[Data entries]
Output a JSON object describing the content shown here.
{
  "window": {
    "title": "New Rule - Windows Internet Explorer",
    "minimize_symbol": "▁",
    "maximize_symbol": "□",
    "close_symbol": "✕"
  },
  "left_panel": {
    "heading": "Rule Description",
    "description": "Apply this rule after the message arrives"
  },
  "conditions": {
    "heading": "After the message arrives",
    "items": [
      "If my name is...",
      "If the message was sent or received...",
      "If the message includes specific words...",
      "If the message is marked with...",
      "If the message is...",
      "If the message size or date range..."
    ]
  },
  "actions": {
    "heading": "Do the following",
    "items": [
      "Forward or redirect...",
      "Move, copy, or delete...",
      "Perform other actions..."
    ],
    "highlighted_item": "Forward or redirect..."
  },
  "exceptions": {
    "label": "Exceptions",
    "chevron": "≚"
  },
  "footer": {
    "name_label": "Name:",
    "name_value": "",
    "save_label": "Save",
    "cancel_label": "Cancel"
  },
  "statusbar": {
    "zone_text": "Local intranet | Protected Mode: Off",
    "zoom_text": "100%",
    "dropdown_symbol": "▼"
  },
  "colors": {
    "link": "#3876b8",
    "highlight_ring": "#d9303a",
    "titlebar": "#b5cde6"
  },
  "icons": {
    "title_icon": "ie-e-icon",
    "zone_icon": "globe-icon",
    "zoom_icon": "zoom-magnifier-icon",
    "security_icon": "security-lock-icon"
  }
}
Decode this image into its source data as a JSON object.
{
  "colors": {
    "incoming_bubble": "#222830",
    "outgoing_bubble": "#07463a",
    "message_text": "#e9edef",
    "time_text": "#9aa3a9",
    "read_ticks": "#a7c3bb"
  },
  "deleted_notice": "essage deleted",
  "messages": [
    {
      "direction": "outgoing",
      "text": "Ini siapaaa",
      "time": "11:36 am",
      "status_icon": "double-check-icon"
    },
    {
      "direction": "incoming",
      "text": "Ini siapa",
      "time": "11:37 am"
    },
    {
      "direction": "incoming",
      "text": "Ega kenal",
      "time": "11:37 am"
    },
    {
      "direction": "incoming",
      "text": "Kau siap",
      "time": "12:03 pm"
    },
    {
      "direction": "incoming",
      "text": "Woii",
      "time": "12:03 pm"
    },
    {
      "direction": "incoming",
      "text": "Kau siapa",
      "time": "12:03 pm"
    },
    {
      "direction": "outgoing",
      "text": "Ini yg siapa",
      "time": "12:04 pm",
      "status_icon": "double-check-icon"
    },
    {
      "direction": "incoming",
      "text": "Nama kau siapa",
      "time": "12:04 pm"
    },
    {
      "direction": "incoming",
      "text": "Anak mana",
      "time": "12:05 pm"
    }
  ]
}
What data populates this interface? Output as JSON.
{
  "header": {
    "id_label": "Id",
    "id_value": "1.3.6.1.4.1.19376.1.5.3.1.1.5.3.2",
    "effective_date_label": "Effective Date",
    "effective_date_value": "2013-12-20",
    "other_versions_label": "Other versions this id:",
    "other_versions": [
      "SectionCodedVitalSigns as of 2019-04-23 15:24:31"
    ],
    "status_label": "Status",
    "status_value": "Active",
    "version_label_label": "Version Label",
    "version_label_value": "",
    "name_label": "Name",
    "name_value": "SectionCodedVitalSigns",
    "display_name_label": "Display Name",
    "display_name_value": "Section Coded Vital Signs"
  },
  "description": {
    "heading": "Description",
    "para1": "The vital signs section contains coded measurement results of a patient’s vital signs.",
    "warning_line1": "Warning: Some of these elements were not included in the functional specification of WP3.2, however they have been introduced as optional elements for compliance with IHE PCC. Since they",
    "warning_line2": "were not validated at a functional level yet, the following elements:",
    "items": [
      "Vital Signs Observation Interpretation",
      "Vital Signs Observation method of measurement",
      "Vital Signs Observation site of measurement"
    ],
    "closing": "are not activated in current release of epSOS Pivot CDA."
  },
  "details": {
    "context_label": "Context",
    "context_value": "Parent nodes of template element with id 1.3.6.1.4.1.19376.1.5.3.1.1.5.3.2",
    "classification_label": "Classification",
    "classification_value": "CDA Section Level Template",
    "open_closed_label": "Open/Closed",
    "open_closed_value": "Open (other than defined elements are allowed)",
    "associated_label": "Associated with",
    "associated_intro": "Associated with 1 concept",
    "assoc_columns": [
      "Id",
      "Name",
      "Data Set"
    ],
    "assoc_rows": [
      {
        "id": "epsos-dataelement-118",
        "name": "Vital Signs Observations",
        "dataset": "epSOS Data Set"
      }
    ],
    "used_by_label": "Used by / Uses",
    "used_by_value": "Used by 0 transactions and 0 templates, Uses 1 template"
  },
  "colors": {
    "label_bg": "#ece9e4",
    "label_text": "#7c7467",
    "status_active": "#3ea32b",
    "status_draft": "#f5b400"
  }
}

▸ **Exercise objective**
Transcribe all of the material exactly. Omit nothing.

▸ **Complete response**
Output a JSON object describing the content shown here.
{
  "window": {
    "title": "New Rule - Windows Internet Explorer",
    "minimize_symbol": "▁",
    "maximize_symbol": "□",
    "close_symbol": "✕"
  },
  "left_panel": {
    "heading": "Rule Description",
    "description": "Apply this rule after the message arrives"
  },
  "conditions": {
    "heading": "After the message arrives",
    "items": [
      "If my name is...",
      "If the message was sent or received...",
      "If the message includes specific words...",
      "If the message is marked with...",
      "If the message is...",
      "If the message size or date range..."
    ]
  },
  "actions": {
    "heading": "Do the following",
    "items": [
      "Forward or redirect...",
      "Move, copy, or delete...",
      "Perform other actions..."
    ],
    "highlighted_item": "Forward or redirect..."
  },
  "exceptions": {
    "label": "Exceptions",
    "chevron": "≚"
  },
  "footer": {
    "name_label": "Name:",
    "name_value": "",
    "save_label": "Save",
    "cancel_label": "Cancel"
  },
  "statusbar": {
    "zone_text": "Local intranet | Protected Mode: Off",
    "zoom_text": "100%",
    "dropdown_symbol": "▼"
  },
  "colors": {
    "link": "#3876b8",
    "highlight_ring": "#d9303a",
    "titlebar": "#b5cde6"
  },
  "icons": {
    "title_icon": "ie-e-icon",
    "zone_icon": "globe-icon",
    "zoom_icon": "zoom-magnifier-icon",
    "security_icon": "security-lock-icon"
  }
}
Decode this image into its source data as a JSON object.
{
  "colors": {
    "incoming_bubble": "#222830",
    "outgoing_bubble": "#07463a",
    "message_text": "#e9edef",
    "time_text": "#9aa3a9",
    "read_ticks": "#a7c3bb"
  },
  "deleted_notice": "essage deleted",
  "messages": [
    {
      "direction": "outgoing",
      "text": "Ini siapaaa",
      "time": "11:36 am",
      "status_icon": "double-check-icon"
    },
    {
      "direction": "incoming",
      "text": "Ini siapa",
      "time": "11:37 am"
    },
    {
      "direction": "incoming",
      "text": "Ega kenal",
      "time": "11:37 am"
    },
    {
      "direction": "incoming",
      "text": "Kau siap",
      "time": "12:03 pm"
    },
    {
      "direction": "incoming",
      "text": "Woii",
      "time": "12:03 pm"
    },
    {
      "direction": "incoming",
      "text": "Kau siapa",
      "time": "12:03 pm"
    },
    {
      "direction": "outgoing",
      "text": "Ini yg siapa",
      "time": "12:04 pm",
      "status_icon": "double-check-icon"
    },
    {
      "direction": "incoming",
      "text": "Nama kau siapa",
      "time": "12:04 pm"
    },
    {
      "direction": "incoming",
      "text": "Anak mana",
      "time": "12:05 pm"
    }
  ]
}
What data populates this interface? Output as JSON.
{
  "header": {
    "id_label": "Id",
    "id_value": "1.3.6.1.4.1.19376.1.5.3.1.1.5.3.2",
    "effective_date_label": "Effective Date",
    "effective_date_value": "2013-12-20",
    "other_versions_label": "Other versions this id:",
    "other_versions": [
      "SectionCodedVitalSigns as of 2019-04-23 15:24:31"
    ],
    "status_label": "Status",
    "status_value": "Active",
    "version_label_label": "Version Label",
    "version_label_value": "",
    "name_label": "Name",
    "name_value": "SectionCodedVitalSigns",
    "display_name_label": "Display Name",
    "display_name_value": "Section Coded Vital Signs"
  },
  "description": {
    "heading": "Description",
    "para1": "The vital signs section contains coded measurement results of a patient’s vital signs.",
    "warning_line1": "Warning: Some of these elements were not included in the functional specification of WP3.2, however they have been introduced as optional elements for compliance with IHE PCC. Since they",
    "warning_line2": "were not validated at a functional level yet, the following elements:",
    "items": [
      "Vital Signs Observation Interpretation",
      "Vital Signs Observation method of measurement",
      "Vital Signs Observation site of measurement"
    ],
    "closing": "are not activated in current release of epSOS Pivot CDA."
  },
  "details": {
    "context_label": "Context",
    "context_value": "Parent nodes of template element with id 1.3.6.1.4.1.19376.1.5.3.1.1.5.3.2",
    "classification_label": "Classification",
    "classification_value": "CDA Section Level Template",
    "open_closed_label": "Open/Closed",
    "open_closed_value": "Open (other than defined elements are allowed)",
    "associated_label": "Associated with",
    "associated_intro": "Associated with 1 concept",
    "assoc_columns": [
      "Id",
      "Name",
      "Data Set"
    ],
    "assoc_rows": [
      {
        "id": "epsos-dataelement-118",
        "name": "Vital Signs Observations",
        "dataset": "epSOS Data Set"
      }
    ],
    "used_by_label": "Used by / Uses",
    "used_by_value": "Used by 0 transactions and 0 templates, Uses 1 template"
  },
  "colors": {
    "label_bg": "#ece9e4",
    "label_text": "#7c7467",
    "status_active": "#3ea32b",
    "status_draft": "#f5b400"
  }
}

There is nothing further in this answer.